Aim:
Examine the material below. Gather every line in which the string "españolas" appears.
BEGIN Listed records
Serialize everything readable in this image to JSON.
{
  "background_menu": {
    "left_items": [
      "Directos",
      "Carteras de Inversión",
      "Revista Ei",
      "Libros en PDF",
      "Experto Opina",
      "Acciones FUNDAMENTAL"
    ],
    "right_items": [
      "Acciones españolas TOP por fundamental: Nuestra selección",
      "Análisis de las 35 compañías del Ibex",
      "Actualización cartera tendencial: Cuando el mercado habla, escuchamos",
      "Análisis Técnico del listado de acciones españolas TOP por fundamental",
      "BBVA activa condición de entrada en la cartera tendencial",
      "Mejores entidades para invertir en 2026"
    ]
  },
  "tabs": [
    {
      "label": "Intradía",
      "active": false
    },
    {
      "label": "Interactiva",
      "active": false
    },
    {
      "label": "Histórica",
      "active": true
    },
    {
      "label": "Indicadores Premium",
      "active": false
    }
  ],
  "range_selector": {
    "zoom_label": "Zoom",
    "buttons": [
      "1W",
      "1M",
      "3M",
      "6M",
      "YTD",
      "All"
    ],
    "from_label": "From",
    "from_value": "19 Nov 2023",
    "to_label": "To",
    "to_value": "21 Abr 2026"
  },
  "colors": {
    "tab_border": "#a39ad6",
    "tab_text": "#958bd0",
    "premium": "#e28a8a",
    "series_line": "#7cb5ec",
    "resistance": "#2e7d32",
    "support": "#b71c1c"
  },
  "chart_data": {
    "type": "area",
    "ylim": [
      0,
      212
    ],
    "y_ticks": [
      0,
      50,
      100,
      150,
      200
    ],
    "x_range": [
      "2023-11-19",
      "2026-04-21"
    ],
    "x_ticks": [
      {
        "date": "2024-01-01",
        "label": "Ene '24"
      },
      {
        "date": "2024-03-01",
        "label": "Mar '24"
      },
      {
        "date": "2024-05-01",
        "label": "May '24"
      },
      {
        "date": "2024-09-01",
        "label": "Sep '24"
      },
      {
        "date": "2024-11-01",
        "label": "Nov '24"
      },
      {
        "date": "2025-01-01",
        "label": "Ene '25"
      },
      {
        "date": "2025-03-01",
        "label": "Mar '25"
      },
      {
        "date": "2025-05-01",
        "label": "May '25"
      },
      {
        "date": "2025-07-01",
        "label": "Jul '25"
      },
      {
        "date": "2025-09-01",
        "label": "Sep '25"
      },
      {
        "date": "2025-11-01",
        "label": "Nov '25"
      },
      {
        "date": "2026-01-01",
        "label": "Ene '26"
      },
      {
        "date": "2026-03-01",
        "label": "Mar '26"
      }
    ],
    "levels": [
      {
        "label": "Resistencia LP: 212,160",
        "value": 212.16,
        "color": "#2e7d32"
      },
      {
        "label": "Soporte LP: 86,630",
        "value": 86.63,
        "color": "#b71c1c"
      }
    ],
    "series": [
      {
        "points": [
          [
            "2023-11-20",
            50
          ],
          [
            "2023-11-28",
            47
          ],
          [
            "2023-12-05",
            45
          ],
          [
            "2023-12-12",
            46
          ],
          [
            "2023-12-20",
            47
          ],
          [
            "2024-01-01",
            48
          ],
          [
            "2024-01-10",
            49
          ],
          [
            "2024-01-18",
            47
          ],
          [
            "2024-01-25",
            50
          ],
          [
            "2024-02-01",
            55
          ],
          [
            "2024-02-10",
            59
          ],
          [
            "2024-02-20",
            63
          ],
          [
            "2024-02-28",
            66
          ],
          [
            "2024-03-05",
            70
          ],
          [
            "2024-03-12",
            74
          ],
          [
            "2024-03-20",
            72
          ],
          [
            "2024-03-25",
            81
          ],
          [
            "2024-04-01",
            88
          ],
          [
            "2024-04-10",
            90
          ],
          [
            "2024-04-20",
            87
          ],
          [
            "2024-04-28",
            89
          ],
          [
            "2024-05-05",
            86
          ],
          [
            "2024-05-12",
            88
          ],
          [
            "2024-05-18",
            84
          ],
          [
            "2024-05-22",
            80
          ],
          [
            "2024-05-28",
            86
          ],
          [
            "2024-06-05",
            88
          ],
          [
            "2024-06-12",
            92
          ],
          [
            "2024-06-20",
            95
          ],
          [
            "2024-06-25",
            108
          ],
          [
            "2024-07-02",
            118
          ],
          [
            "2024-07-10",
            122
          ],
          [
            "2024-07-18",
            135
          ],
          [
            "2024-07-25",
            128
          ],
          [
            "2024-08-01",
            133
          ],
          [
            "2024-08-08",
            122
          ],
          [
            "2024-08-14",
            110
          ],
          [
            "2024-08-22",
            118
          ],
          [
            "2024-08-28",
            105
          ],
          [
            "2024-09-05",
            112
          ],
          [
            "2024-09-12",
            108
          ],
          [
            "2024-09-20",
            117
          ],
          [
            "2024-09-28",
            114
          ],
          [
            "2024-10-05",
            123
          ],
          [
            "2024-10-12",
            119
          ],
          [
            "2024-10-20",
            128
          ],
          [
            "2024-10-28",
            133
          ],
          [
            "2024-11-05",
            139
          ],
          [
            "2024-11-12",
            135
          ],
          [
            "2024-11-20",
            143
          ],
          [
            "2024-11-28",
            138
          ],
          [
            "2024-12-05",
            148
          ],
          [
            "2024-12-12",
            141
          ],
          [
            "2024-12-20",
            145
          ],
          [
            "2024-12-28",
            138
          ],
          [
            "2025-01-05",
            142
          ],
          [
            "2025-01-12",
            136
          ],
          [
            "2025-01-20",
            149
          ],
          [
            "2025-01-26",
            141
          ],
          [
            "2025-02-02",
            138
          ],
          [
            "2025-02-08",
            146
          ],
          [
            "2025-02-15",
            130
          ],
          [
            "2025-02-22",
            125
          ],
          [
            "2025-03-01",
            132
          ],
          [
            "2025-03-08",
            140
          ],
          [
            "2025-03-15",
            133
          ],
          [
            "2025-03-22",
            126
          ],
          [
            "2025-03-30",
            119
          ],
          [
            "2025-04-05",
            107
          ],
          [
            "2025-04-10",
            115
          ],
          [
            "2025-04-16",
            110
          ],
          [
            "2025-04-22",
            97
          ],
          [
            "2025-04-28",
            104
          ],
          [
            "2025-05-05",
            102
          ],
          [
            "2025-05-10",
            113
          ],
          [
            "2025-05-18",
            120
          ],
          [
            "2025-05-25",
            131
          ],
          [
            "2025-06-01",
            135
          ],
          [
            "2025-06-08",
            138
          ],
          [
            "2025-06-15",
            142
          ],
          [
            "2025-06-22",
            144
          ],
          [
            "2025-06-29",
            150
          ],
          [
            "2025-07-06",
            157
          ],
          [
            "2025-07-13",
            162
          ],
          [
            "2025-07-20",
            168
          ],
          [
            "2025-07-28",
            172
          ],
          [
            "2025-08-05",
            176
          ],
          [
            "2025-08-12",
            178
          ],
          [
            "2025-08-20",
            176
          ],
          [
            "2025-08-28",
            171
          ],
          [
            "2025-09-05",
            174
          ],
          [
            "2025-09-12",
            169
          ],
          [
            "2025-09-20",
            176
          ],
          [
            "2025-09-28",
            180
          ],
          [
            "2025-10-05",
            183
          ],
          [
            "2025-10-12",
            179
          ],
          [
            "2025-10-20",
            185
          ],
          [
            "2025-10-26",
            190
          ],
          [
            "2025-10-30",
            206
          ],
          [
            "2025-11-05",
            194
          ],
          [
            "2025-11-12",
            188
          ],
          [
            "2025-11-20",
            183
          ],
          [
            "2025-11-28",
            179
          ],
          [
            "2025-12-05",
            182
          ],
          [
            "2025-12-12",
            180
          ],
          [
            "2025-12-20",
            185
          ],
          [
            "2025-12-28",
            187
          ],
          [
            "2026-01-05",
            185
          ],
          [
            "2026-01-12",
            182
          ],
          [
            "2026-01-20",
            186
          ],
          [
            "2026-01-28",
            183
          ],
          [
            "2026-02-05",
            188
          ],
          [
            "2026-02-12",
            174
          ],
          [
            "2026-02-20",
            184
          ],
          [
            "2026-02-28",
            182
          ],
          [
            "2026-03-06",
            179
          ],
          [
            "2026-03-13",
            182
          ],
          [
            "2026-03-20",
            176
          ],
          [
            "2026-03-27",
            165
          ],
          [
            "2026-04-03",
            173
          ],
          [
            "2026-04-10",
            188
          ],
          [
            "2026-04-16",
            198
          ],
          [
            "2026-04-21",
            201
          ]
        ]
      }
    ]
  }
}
END Listed records
Solution below:
      "Acciones españolas TOP por fundamental: Nuestra selección",
      "Análisis Técnico del listado de acciones españolas TOP por fundamental",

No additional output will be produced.